━━━━━ Stored rows

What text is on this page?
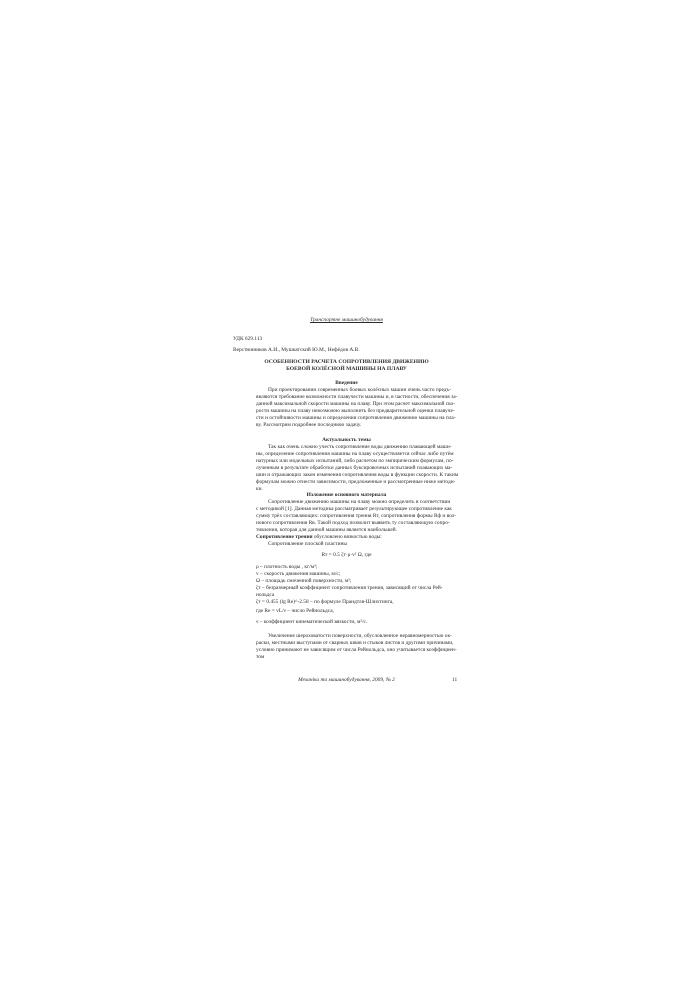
Транспортне машинобудування
УДК 629.113
Верстюнников А.И., Мушкатский Ю.М., Нефёдов А.В.
ОСОБЕННОСТИ РАСЧЕТА СОПРОТИВЛЕНИЯ ДВИЖЕНИЮ
БОЕВОЙ КОЛЁСНОЙ МАШИНЫ НА ПЛАВУ
Введение
При проектировании современных боевых колёсных машин очень часто предъ-
являются требование возможности плавучести машины и, в частности, обеспечения за-
данной максимальной скорости машины на плаву. При этом расчет максимальной ско-
рости машины на плаву невозможно выполнить без предварительной оценки плавуче-
сти и остойчивости машины и определения сопротивления движению машины на пла-
ву. Рассмотрим подробнее последнюю задачу.
Актуальность темы
Так как очень сложно учесть сопротивление воды движению плавающей маши-
ны, определение сопротивления машины на плаву осуществляется сейчас либо путём
натурных или модельных испытаний, либо расчетом по эмпирическим формулам, по-
лученным в результате обработки данных буксировочных испытаний плавающих ма-
шин и отражающих закон изменения сопротивления воды в функции скорости. К таким
формулам можно отнести зависимости, предложенные и рассмотренные ниже методи-
ки.
Изложение основного материала
Сопротивление движению машины на плаву можно определить в соответствии
с методикой [1]. Данная методика рассматривает результирующее сопротивление как
сумму трёх составляющих: сопротивления трения Rт, сопротивления формы Rф и вол-
нового сопротивления Rв. Такой подход позволит выявить ту составляющую сопро-
тивления, которая для данной машины является наибольшей.
Сопротивление трения обусловлено вязкостью воды:
Сопротивление плоской пластины
Rт = 0.5 ζт·ρ·v² Ω, где
ρ – плотность воды , кг/м³;
v – скорость движения машины, м/с;
Ω – площадь смоченной поверхности, м²;
ζт – безразмерный коэффициент сопротивления трения, зависящий от числа Рей-
нольдса
ζт = 0.455 (lg Re)^-2.58 – по формуле Прандтля-Шлихтинга,
где Re = vL/ν – число Рейнольдса,
ν – коэффициент кинематической вязкости, м²/с.
Увеличение шероховатости поверхности, обусловленное неравномерностью ок-
раски, местными выступами от сварных швов и стыков листов и другими причинами,
условно принимают не зависящим от числа Рейнольдса, оно учитывается коэффициен-
том
Механіка та машинобудування, 2009, № 2	11
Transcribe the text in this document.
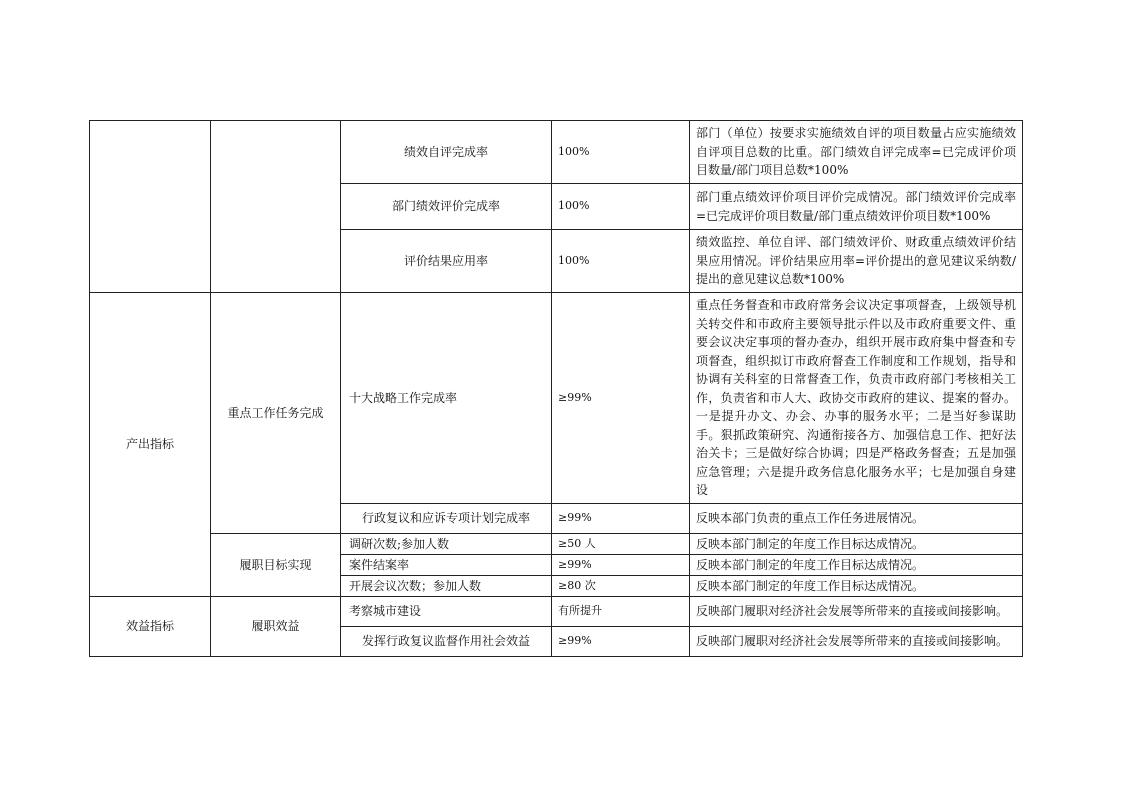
		绩效自评完成率	100%	部门（单位）按要求实施绩效自评的项目数量占应实施绩效自评项目总数的比重。部门绩效自评完成率=已完成评价项目数量/部门项目总数*100%
		部门绩效评价完成率	100%	部门重点绩效评价项目评价完成情况。部门绩效评价完成率=已完成评价项目数量/部门重点绩效评价项目数*100%
		评价结果应用率	100%	绩效监控、单位自评、部门绩效评价、财政重点绩效评价结果应用情况。评价结果应用率=评价提出的意见建议采纳数/提出的意见建议总数*100%
产出指标	重点工作任务完成	十大战略工作完成率	≥99%	重点任务督查和市政府常务会议决定事项督查，上级领导机关转交件和市政府主要领导批示件以及市政府重要文件、重要会议决定事项的督办查办，组织开展市政府集中督查和专项督查，组织拟订市政府督查工作制度和工作规划，指导和协调有关科室的日常督查工作，负责市政府部门考核相关工作，负责省和市人大、政协交市政府的建议、提案的督办。一是提升办文、办会、办事的服务水平；二是当好参谋助手。狠抓政策研究、沟通衔接各方、加强信息工作、把好法治关卡；三是做好综合协调；四是严格政务督查；五是加强应急管理；六是提升政务信息化服务水平；七是加强自身建设
		行政复议和应诉专项计划完成率	≥99%	反映本部门负责的重点工作任务进展情况。
	履职目标实现	调研次数;参加人数	≥50 人	反映本部门制定的年度工作目标达成情况。
		案件结案率	≥99%	反映本部门制定的年度工作目标达成情况。
		开展会议次数；参加人数	≥80 次	反映本部门制定的年度工作目标达成情况。
效益指标	履职效益	考察城市建设	有所提升	反映部门履职对经济社会发展等所带来的直接或间接影响。
		发挥行政复议监督作用社会效益	≥99%	反映部门履职对经济社会发展等所带来的直接或间接影响。
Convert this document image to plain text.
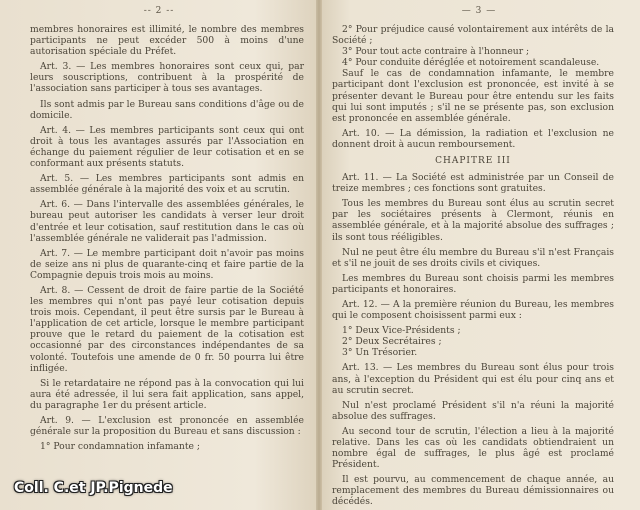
-- 2 --

membres honoraires est illimité, le nombre des membres participants ne peut excéder 500 à moins d'une autorisation spéciale du Préfet.

Art. 3. — Les membres honoraires sont ceux qui, par leurs souscriptions, contribuent à la prospérité de l'association sans participer à tous ses avantages.

Ils sont admis par le Bureau sans conditions d'âge ou de domicile.

Art. 4. — Les membres participants sont ceux qui ont droit à tous les avantages assurés par l'Association en échange du paiement régulier de leur cotisation et en se conformant aux présents statuts.

Art. 5. — Les membres participants sont admis en assemblée générale à la majorité des voix et au scrutin.

Art. 6. — Dans l'intervalle des assemblées générales, le bureau peut autoriser les candidats à verser leur droit d'entrée et leur cotisation, sauf restitution dans le cas où l'assemblée générale ne validerait pas l'admission.

Art. 7. — Le membre participant doit n'avoir pas moins de seize ans ni plus de quarante-cinq et faire partie de la Compagnie depuis trois mois au moins.

Art. 8. — Cessent de droit de faire partie de la Société les membres qui n'ont pas payé leur cotisation depuis trois mois. Cependant, il peut être sursis par le Bureau à l'application de cet article, lorsque le membre participant prouve que le retard du paiement de la cotisation est occasionné par des circonstances indépendantes de sa volonté. Toutefois une amende de 0 fr. 50 pourra lui être infligée.

Si le retardataire ne répond pas à la convocation qui lui aura été adressée, il lui sera fait application, sans appel, du paragraphe 1er du présent article.

Art. 9. — L'exclusion est prononcée en assemblée générale sur la proposition du Bureau et sans discussion :

1° Pour condamnation infamante ;

— 3 —

2° Pour préjudice causé volontairement aux intérêts de la Société ;

3° Pour tout acte contraire à l'honneur ;

4° Pour conduite déréglée et notoirement scandaleuse.

Sauf le cas de condamnation infamante, le membre participant dont l'exclusion est prononcée, est invité à se présenter devant le Bureau pour être entendu sur les faits qui lui sont imputés ; s'il ne se présente pas, son exclusion est prononcée en assemblée générale.

Art. 10. — La démission, la radiation et l'exclusion ne donnent droit à aucun remboursement.

CHAPITRE III

Art. 11. — La Société est administrée par un Conseil de treize membres ; ces fonctions sont gratuites.

Tous les membres du Bureau sont élus au scrutin secret par les sociétaires présents à Clermont, réunis en assemblée générale, et à la majorité absolue des suffrages ; ils sont tous rééligibles.

Nul ne peut être élu membre du Bureau s'il n'est Français et s'il ne jouit de ses droits civils et civiques.

Les membres du Bureau sont choisis parmi les membres participants et honoraires.

Art. 12. — A la première réunion du Bureau, les membres qui le composent choisissent parmi eux :

1° Deux Vice-Présidents ;

2° Deux Secrétaires ;

3° Un Trésorier.

Art. 13. — Les membres du Bureau sont élus pour trois ans, à l'exception du Président qui est élu pour cinq ans et au scrutin secret.

Nul n'est proclamé Président s'il n'a réuni la majorité absolue des suffrages.

Au second tour de scrutin, l'élection a lieu à la majorité relative. Dans les cas où les candidats obtiendraient un nombre égal de suffrages, le plus âgé est proclamé Président.

Il est pourvu, au commencement de chaque année, au remplacement des membres du Bureau démissionnaires ou décédés.

Coll. C.et JP.Pignede
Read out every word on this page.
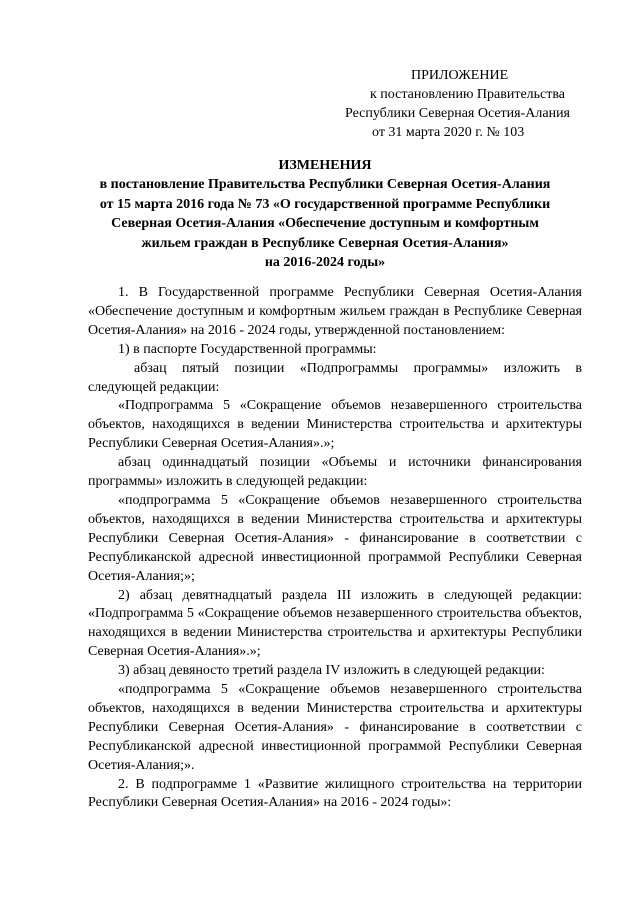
ПРИЛОЖЕНИЕ
к постановлению Правительства
Республики Северная Осетия-Алания
от 31 марта 2020 г. № 103
ИЗМЕНЕНИЯ
в постановление Правительства Республики Северная Осетия-Алания
от 15 марта 2016 года № 73 «О государственной программе Республики
Северная Осетия-Алания «Обеспечение доступным и комфортным
жильем граждан в Республике Северная Осетия-Алания»
на 2016-2024 годы»

1. В Государственной программе Республики Северная Осетия-Алания «Обеспечение доступным и комфортным жильем граждан в Республике Северная Осетия-Алания» на 2016 - 2024 годы, утвержденной постановлением:

1) в паспорте Государственной программы:

абзац пятый позиции «Подпрограммы программы» изложить в следующей редакции:

«Подпрограмма 5 «Сокращение объемов незавершенного строительства объектов, находящихся в ведении Министерства строительства и архитектуры Республики Северная Осетия-Алания».»;

абзац одиннадцатый позиции «Объемы и источники финансирования программы» изложить в следующей редакции:

«подпрограмма 5 «Сокращение объемов незавершенного строительства объектов, находящихся в ведении Министерства строительства и архитектуры Республики Северная Осетия-Алания» - финансирование в соответствии с Республиканской адресной инвестиционной программой Республики Северная Осетия-Алания;»;

2) абзац девятнадцатый раздела III изложить в следующей редакции: «Подпрограмма 5 «Сокращение объемов незавершенного строительства объектов, находящихся в ведении Министерства строительства и архитектуры Республики Северная Осетия-Алания».»;

3) абзац девяносто третий раздела IV изложить в следующей редакции:

«подпрограмма 5 «Сокращение объемов незавершенного строительства объектов, находящихся в ведении Министерства строительства и архитектуры Республики Северная Осетия-Алания» - финансирование в соответствии с Республиканской адресной инвестиционной программой Республики Северная Осетия-Алания;».

2. В подпрограмме 1 «Развитие жилищного строительства на территории Республики Северная Осетия-Алания» на 2016 - 2024 годы»:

━━━━━━━━━━

§ Goal: Check every line in the material above for the string "反映部门履职对经济社会发展等所带来的直接或间接影响", then give only the number of lines that have it.

§ Correct result: 2